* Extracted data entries

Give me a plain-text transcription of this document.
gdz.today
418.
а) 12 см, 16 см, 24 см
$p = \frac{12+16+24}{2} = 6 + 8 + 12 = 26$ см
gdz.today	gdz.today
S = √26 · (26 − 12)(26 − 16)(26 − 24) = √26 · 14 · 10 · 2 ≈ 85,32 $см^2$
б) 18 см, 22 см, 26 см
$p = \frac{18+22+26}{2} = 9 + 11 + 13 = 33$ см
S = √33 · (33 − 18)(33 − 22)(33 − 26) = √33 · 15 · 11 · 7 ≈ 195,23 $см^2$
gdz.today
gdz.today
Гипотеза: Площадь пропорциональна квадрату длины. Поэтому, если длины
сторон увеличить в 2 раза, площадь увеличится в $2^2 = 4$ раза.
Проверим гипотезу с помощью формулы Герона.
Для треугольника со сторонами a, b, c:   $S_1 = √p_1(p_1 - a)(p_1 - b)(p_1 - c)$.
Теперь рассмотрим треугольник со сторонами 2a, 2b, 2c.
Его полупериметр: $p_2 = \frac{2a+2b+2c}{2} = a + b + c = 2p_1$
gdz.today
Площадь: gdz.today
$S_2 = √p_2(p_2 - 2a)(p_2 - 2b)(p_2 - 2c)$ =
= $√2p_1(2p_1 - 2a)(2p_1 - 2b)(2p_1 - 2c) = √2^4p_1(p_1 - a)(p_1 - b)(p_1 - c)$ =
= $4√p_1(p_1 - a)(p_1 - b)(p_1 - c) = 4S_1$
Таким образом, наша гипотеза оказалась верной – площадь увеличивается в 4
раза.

* GIVEN INSTRUCTION
Repeat all the entries exactly as given.

* ANSWER
Give me a plain-text transcription of this document.
gdz.today
418.
а) 12 см, 16 см, 24 см
$p = \frac{12+16+24}{2} = 6 + 8 + 12 = 26$ см
gdz.today	gdz.today
S = √26 · (26 − 12)(26 − 16)(26 − 24) = √26 · 14 · 10 · 2 ≈ 85,32 $см^2$
б) 18 см, 22 см, 26 см
$p = \frac{18+22+26}{2} = 9 + 11 + 13 = 33$ см
S = √33 · (33 − 18)(33 − 22)(33 − 26) = √33 · 15 · 11 · 7 ≈ 195,23 $см^2$
gdz.today
gdz.today
Гипотеза: Площадь пропорциональна квадрату длины. Поэтому, если длины
сторон увеличить в 2 раза, площадь увеличится в $2^2 = 4$ раза.
Проверим гипотезу с помощью формулы Герона.
Для треугольника со сторонами a, b, c:   $S_1 = √p_1(p_1 - a)(p_1 - b)(p_1 - c)$.
Теперь рассмотрим треугольник со сторонами 2a, 2b, 2c.
Его полупериметр: $p_2 = \frac{2a+2b+2c}{2} = a + b + c = 2p_1$
gdz.today
Площадь: gdz.today
$S_2 = √p_2(p_2 - 2a)(p_2 - 2b)(p_2 - 2c)$ =
= $√2p_1(2p_1 - 2a)(2p_1 - 2b)(2p_1 - 2c) = √2^4p_1(p_1 - a)(p_1 - b)(p_1 - c)$ =
= $4√p_1(p_1 - a)(p_1 - b)(p_1 - c) = 4S_1$
Таким образом, наша гипотеза оказалась верной – площадь увеличивается в 4
раза.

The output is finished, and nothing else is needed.